#### PROBLEM DESCRIPTION:
State how many lines of the entries hold the string "name". Reply with the number alone.

::::::::::

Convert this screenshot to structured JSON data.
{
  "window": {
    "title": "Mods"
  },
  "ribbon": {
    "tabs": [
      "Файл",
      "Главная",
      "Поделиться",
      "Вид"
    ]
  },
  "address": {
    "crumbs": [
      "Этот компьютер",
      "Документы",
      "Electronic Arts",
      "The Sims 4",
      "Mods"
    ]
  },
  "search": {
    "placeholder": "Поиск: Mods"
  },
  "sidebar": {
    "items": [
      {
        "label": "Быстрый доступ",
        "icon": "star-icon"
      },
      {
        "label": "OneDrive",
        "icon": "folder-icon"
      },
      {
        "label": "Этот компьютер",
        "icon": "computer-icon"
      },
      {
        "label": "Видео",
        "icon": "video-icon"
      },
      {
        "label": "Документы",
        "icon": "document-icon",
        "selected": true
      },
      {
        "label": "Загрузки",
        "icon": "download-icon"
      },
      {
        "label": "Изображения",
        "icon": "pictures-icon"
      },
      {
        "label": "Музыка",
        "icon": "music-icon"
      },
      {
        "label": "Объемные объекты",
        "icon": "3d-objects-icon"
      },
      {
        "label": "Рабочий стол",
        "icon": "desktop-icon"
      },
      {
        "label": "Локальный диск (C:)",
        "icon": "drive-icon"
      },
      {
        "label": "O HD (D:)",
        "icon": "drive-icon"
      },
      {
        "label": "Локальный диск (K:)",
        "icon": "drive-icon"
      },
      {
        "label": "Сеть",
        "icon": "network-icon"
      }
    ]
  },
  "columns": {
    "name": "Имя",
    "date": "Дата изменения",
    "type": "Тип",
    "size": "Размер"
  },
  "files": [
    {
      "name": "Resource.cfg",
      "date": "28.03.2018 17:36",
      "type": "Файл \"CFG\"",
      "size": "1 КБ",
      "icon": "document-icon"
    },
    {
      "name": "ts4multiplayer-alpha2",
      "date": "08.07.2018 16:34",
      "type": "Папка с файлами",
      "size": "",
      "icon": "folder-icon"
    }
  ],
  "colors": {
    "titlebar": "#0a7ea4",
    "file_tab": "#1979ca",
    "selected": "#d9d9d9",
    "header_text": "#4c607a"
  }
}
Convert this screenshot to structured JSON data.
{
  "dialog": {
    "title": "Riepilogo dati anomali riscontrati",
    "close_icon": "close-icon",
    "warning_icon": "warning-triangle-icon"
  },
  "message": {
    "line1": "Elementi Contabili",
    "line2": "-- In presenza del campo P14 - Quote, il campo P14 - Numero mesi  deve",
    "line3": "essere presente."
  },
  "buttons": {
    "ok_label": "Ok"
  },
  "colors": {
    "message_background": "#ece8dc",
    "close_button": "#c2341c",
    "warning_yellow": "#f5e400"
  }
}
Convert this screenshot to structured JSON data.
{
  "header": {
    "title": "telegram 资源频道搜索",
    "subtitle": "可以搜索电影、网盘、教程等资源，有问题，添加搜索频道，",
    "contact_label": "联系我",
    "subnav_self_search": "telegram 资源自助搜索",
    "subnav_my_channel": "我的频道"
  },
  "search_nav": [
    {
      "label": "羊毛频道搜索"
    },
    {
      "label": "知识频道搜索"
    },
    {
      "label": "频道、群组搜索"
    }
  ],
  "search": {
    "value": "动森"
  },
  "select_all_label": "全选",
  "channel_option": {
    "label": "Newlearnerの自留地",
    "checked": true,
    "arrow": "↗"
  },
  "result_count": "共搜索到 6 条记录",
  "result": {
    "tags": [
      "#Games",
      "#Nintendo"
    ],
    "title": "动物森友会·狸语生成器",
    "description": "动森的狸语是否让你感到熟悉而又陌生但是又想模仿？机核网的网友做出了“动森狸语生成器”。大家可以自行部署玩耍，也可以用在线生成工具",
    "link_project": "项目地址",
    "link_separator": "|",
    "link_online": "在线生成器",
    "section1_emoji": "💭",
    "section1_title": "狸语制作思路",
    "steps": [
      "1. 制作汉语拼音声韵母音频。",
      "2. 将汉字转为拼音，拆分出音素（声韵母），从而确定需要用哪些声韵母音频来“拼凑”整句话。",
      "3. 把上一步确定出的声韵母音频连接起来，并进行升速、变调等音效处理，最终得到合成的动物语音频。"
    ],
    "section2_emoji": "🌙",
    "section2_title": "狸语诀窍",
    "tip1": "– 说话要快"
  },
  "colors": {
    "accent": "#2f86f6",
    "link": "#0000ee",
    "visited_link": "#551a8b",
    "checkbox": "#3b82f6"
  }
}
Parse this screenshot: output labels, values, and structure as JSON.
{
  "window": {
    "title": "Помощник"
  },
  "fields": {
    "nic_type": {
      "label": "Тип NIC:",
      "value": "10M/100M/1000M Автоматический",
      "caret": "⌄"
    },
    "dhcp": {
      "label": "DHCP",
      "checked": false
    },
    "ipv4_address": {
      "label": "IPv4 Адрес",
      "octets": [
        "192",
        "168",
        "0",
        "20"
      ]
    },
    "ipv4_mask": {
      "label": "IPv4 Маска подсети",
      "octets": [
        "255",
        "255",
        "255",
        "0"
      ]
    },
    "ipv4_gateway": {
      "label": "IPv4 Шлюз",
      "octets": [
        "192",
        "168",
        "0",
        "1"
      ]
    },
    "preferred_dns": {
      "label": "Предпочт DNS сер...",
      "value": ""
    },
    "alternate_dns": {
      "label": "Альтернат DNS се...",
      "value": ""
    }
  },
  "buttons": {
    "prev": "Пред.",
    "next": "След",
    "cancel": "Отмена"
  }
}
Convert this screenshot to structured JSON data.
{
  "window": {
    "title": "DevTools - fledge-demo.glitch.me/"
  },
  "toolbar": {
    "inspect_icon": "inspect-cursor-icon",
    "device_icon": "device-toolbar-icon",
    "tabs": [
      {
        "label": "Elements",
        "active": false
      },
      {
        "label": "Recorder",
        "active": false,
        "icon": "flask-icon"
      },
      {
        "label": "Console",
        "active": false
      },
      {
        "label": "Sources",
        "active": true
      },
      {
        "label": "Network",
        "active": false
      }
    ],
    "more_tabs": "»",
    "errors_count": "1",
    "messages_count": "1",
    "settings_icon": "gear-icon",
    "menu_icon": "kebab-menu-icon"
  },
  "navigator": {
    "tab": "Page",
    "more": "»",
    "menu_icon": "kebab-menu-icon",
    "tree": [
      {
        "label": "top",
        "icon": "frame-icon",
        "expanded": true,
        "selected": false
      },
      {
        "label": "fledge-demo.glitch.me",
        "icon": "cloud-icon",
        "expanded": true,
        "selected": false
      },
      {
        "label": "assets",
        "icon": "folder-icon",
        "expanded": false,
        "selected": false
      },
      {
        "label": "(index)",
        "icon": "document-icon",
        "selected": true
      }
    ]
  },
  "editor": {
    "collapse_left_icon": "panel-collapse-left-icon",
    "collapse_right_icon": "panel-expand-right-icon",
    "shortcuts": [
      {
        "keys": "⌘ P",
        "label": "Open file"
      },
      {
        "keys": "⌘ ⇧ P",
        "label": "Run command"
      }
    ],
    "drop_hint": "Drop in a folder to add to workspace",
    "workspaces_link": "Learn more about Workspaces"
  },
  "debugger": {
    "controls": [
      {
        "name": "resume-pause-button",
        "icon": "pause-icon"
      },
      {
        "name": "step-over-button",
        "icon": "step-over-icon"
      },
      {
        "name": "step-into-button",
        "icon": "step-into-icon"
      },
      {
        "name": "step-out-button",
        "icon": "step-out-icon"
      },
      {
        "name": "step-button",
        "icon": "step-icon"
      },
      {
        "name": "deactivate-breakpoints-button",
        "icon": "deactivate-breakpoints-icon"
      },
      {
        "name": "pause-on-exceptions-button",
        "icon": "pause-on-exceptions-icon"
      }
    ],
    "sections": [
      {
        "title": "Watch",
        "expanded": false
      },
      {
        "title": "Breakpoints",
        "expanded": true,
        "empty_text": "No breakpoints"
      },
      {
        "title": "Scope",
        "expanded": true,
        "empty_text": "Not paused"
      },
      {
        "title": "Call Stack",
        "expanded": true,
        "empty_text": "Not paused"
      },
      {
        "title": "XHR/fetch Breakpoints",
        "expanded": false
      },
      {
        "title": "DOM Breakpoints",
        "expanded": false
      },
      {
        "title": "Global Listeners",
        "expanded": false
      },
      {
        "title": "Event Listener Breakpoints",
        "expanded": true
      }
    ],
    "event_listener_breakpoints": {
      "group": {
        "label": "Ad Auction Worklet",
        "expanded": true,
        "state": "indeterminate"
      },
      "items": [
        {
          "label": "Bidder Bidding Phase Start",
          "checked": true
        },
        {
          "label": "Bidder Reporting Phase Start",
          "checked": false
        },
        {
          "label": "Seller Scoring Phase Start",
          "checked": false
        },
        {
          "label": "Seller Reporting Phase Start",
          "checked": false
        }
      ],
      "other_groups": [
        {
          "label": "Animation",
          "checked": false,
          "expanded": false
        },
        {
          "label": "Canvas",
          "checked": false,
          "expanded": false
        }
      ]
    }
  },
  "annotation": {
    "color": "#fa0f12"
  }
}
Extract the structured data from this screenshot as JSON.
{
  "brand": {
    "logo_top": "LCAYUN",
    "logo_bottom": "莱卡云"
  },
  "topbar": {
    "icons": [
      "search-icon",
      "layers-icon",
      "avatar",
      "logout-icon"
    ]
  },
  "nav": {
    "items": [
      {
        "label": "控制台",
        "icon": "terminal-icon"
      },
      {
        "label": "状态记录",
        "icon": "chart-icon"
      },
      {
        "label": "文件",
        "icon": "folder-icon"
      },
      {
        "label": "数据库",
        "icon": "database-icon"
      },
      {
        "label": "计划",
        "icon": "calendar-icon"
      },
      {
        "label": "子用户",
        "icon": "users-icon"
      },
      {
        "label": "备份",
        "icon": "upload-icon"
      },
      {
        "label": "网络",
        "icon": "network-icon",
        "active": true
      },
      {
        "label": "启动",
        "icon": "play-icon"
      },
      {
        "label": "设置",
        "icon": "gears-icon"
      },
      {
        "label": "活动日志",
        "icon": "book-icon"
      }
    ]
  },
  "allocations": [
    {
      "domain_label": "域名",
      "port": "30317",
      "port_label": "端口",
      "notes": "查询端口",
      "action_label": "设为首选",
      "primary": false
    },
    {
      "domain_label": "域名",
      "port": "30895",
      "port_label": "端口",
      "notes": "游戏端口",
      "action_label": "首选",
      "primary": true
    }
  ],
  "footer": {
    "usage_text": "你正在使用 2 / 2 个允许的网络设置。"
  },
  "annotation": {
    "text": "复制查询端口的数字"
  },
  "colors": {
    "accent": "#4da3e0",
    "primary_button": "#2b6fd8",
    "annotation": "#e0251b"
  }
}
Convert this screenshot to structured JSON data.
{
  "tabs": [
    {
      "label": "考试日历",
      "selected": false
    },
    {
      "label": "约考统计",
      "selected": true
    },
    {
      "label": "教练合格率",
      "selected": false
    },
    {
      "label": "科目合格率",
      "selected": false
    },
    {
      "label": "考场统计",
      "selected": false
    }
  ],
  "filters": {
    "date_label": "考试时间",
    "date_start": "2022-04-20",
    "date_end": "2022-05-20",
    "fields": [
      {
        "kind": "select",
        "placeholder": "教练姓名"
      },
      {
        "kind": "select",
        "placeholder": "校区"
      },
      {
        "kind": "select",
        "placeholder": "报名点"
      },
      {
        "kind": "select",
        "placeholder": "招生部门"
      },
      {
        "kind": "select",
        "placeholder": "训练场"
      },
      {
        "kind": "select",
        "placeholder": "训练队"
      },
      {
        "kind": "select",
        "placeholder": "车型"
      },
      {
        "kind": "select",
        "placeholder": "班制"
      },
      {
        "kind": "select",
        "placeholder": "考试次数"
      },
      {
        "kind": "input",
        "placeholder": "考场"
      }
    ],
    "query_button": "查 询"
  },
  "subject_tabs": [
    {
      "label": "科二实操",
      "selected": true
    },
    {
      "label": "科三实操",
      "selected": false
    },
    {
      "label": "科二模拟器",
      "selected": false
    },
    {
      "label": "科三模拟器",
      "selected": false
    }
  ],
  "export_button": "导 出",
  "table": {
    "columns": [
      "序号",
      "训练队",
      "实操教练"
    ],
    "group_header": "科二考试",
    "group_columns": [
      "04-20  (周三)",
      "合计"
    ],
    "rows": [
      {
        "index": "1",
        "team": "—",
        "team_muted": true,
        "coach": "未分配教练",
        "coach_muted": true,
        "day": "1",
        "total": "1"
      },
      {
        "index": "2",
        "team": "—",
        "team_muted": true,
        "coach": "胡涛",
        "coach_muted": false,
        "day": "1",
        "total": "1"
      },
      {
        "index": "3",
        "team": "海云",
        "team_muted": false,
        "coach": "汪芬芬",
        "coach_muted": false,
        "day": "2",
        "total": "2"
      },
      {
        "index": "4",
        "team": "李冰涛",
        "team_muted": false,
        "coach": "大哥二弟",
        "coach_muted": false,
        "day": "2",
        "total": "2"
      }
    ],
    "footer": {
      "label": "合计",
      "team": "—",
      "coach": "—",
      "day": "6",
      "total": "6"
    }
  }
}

::::::::::

#### WRITTEN REPLY:
10